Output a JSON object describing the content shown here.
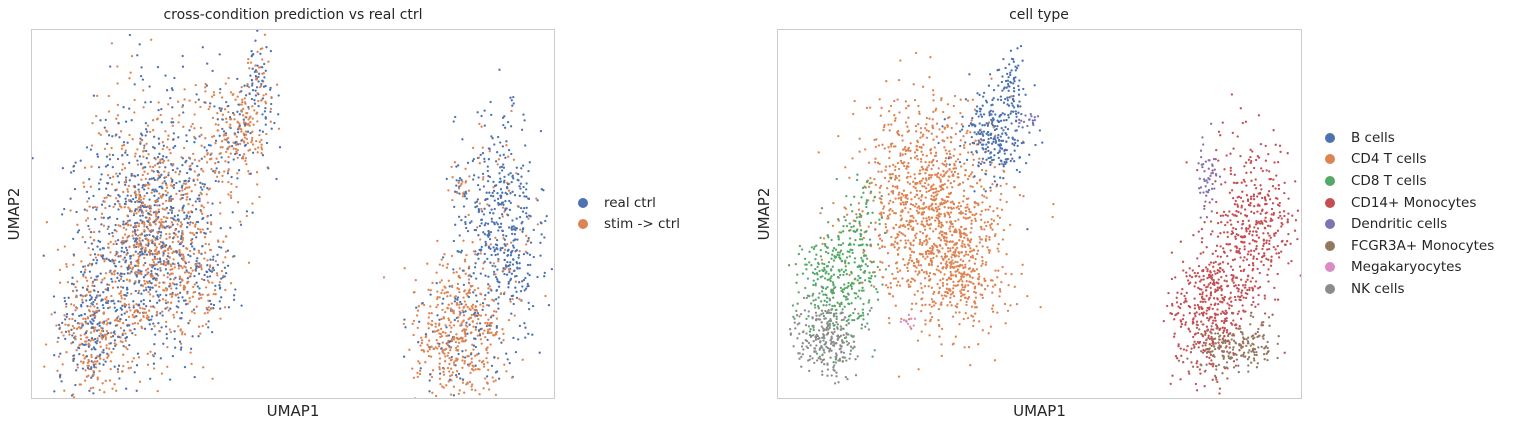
{
  "colors": {
    "blue": "#4c72b0",
    "orange": "#dd8452",
    "green": "#55a868",
    "red": "#c44e52",
    "purple": "#8172b3",
    "brown": "#937860",
    "pink": "#da8bc3",
    "gray": "#8c8c8c"
  },
  "chart_data": [
    {
      "type": "scatter",
      "title": "cross-condition prediction vs real ctrl",
      "xlabel": "UMAP1",
      "ylabel": "UMAP2",
      "grid": false,
      "legend_position": "right",
      "series": [
        {
          "name": "real ctrl",
          "color": "#4c72b0"
        },
        {
          "name": "stim -> ctrl",
          "color": "#dd8452"
        }
      ]
    },
    {
      "type": "scatter",
      "title": "cell type",
      "xlabel": "UMAP1",
      "ylabel": "UMAP2",
      "grid": false,
      "legend_position": "right",
      "series": [
        {
          "name": "B cells",
          "color": "#4c72b0"
        },
        {
          "name": "CD4 T cells",
          "color": "#dd8452"
        },
        {
          "name": "CD8 T cells",
          "color": "#55a868"
        },
        {
          "name": "CD14+ Monocytes",
          "color": "#c44e52"
        },
        {
          "name": "Dendritic cells",
          "color": "#8172b3"
        },
        {
          "name": "FCGR3A+ Monocytes",
          "color": "#937860"
        },
        {
          "name": "Megakaryocytes",
          "color": "#da8bc3"
        },
        {
          "name": "NK cells",
          "color": "#8c8c8c"
        }
      ]
    }
  ]
}
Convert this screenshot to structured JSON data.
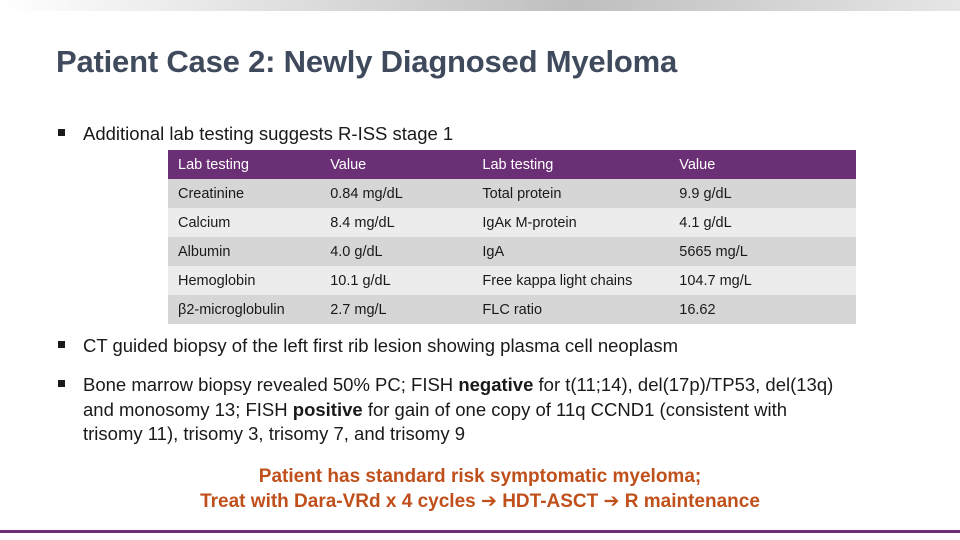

┄┄┄┄┄┄┄┄┄┄┄┄┄┄┄┄┄┄┄┄

## EXERCISE INSTRUCTIONS
Return every line above exactly, omitting images.

## TASK OUTPUT
Output a JSON object describing the content shown here.
{
  "colors": {
    "blue": "#4c72b0",
    "orange": "#dd8452",
    "green": "#55a868",
    "red": "#c44e52",
    "purple": "#8172b3",
    "brown": "#937860",
    "pink": "#da8bc3",
    "gray": "#8c8c8c"
  },
  "chart_data": [
    {
      "type": "scatter",
      "title": "cross-condition prediction vs real ctrl",
      "xlabel": "UMAP1",
      "ylabel": "UMAP2",
      "grid": false,
      "legend_position": "right",
      "series": [
        {
          "name": "real ctrl",
          "color": "#4c72b0"
        },
        {
          "name": "stim -> ctrl",
          "color": "#dd8452"
        }
      ]
    },
    {
      "type": "scatter",
      "title": "cell type",
      "xlabel": "UMAP1",
      "ylabel": "UMAP2",
      "grid": false,
      "legend_position": "right",
      "series": [
        {
          "name": "B cells",
          "color": "#4c72b0"
        },
        {
          "name": "CD4 T cells",
          "color": "#dd8452"
        },
        {
          "name": "CD8 T cells",
          "color": "#55a868"
        },
        {
          "name": "CD14+ Monocytes",
          "color": "#c44e52"
        },
        {
          "name": "Dendritic cells",
          "color": "#8172b3"
        },
        {
          "name": "FCGR3A+ Monocytes",
          "color": "#937860"
        },
        {
          "name": "Megakaryocytes",
          "color": "#da8bc3"
        },
        {
          "name": "NK cells",
          "color": "#8c8c8c"
        }
      ]
    }
  ]
}
Convert this screenshot to structured JSON data.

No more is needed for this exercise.